▸ RECORDS FOR THIS EXERCISE:
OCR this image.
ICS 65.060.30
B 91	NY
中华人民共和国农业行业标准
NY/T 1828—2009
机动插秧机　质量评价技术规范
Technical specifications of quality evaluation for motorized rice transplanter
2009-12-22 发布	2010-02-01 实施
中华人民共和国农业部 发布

▸ JOB: Each record above should be restated word for word.

▸ WORKED SOLUTION:
OCR this image.
ICS 65.060.30
B 91	NY
中华人民共和国农业行业标准
NY/T 1828—2009
机动插秧机　质量评价技术规范
Technical specifications of quality evaluation for motorized rice transplanter
2009-12-22 发布	2010-02-01 实施
中华人民共和国农业部 发布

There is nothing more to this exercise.